TASK ITEM A ▸
Answer these questions about the connected-car article:
(i) Which company is the first partner for Microsoft's new connected-car platform?
(ii) At what event was the Microsoft Connected Vehicle Platform announced?
(iii) Where will the SmartDeviceLink consortium open-source its code?
TASK ITEM B ▸
Repeat the part of the connected-car article starting with "While Microsoft and" and going on through "could look like.".
TASK ITEM C ▸
Carry on the connected-car article from the point where it stops.

**** EXCERPTED PASSAGE ****

Microsoft has created a new platform for building connected cars, and Nissan is its first partner.
Announced at CES on Thursday, the Microsoft Connected Vehicle Platform will draw on the Microsoft Azure cloud and will bring services like Office 365, Cortana and Skype into the car.
In Nissan’s keynote address, company execs demonstrated how Cortana could help a driver reroute when a meeting location is changed, make breakfast plans and schedule oil changes, all while en route. Car owners could even use remote car monitoring to track where family members are in their journey.
While Microsoft and the Nissan/Renault Alliance already announced their plans to collaborate on connected vehicles last year, the presentation more clearly illustrated what such a partnership could look like.
It’s one of a number of car-tech partnerships visible at CES this past week, as companies vie to see who will lead development of the smart vehicles of the future. Ford and Toyota are launching a new consortium to help developers build apps for connected cars. The SmartDeviceLink consortium will open-source its code on GitHub, allowing developers to potentially build one app that could work on all SDL-enabled cars.

**** AVAILABLE DATA ****

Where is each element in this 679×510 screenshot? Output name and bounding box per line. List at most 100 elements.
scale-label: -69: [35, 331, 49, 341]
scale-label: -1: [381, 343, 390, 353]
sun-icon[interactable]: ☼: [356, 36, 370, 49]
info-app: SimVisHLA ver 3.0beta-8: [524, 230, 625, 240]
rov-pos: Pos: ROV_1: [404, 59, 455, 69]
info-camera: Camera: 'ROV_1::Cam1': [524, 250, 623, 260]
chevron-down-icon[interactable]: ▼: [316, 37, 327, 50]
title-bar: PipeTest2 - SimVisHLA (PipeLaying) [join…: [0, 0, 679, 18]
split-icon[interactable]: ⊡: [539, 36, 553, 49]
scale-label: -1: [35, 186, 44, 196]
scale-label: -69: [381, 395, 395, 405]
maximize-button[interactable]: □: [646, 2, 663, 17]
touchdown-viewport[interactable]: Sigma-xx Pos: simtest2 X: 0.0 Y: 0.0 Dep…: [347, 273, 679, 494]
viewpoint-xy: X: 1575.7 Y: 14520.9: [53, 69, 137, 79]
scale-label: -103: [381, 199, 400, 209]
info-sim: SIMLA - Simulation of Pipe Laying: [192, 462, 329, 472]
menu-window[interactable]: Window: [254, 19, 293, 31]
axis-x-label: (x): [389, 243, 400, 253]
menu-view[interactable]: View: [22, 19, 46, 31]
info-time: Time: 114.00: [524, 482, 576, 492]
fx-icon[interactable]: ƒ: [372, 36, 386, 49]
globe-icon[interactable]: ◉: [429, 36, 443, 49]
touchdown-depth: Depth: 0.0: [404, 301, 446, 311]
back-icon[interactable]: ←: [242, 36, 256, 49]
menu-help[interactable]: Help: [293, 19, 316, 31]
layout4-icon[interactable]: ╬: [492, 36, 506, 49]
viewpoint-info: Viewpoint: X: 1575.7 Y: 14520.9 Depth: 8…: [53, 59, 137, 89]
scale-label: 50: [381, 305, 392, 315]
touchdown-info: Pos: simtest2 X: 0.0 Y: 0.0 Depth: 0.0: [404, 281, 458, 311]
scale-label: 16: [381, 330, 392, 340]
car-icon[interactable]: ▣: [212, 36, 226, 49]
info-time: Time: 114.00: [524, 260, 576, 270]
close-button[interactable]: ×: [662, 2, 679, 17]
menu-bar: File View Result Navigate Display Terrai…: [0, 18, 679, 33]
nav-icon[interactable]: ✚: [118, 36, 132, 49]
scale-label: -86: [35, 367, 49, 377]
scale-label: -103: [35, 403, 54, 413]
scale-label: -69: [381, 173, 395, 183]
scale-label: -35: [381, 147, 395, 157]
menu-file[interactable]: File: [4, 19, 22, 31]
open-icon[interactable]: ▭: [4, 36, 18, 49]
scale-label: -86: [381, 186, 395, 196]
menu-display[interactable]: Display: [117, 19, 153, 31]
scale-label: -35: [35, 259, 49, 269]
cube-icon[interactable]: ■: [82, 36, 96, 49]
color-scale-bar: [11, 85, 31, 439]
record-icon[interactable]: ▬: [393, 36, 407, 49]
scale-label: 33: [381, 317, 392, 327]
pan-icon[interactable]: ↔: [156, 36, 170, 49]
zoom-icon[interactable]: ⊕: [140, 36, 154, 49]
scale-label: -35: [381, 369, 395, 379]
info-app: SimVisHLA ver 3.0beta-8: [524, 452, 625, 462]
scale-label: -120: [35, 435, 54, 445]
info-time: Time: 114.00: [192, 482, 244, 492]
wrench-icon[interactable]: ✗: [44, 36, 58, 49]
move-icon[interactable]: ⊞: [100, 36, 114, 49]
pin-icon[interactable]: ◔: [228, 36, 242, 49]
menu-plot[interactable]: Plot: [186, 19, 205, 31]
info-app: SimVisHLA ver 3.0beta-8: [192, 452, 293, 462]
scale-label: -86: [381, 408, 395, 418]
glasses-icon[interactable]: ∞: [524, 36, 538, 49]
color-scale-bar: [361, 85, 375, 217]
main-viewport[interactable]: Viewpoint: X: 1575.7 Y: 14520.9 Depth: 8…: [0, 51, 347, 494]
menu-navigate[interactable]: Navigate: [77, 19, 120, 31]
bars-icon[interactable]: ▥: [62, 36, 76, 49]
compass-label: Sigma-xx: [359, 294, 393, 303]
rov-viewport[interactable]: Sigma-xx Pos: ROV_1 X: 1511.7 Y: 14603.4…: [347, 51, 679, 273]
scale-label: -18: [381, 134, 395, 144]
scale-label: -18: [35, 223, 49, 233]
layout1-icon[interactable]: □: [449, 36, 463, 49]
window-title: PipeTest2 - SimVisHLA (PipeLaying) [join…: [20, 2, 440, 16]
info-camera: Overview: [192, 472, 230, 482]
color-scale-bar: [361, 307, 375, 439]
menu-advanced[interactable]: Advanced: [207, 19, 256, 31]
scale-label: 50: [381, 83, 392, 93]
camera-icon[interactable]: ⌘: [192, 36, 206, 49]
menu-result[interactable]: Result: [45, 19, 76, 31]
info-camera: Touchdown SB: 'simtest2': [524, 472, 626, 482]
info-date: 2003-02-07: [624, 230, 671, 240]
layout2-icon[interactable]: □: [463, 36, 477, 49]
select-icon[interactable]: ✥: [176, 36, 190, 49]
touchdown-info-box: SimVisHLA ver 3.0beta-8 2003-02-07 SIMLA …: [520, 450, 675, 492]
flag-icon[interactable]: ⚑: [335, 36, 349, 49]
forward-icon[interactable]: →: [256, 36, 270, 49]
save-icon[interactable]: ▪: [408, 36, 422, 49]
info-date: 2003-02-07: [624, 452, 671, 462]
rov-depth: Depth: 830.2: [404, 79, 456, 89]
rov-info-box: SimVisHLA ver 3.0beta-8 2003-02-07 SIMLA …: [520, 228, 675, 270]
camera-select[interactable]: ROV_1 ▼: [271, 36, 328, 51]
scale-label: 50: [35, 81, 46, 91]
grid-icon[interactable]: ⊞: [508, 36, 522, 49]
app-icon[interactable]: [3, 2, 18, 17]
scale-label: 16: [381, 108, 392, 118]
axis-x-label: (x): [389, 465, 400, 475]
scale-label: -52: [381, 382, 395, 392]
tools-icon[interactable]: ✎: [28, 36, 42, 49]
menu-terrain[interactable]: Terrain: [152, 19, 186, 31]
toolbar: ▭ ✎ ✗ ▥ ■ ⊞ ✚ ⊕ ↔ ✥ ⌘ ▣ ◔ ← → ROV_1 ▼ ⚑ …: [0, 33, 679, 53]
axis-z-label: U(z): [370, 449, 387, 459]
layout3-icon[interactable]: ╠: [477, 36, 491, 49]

****

FINAL ANSWER A ▸
(i) Nissan
(ii) CES
(iii) GitHub

FINAL ANSWER B ▸
While Microsoft and the Nissan/Renault Alliance already announced their plans to collaborate on connected vehicles last year, the presentation more clearly illustrated what such a partnership could look like.

FINAL ANSWER C ▸
Amazon’s Alexa virtual assistant will start showing up in Ford vehicles this summer, and the automaker is already rolling out the ability for owners of hybrid and electric cars to track them from home.
Volvo had previously announced that drivers of its 90 Series cars will be able to access Microsoft’s Skype for Business from the road.
Microsoft also reiterated that it has no plans to build its own connected cars; instead, the company will continue offering its cloud services to automakers.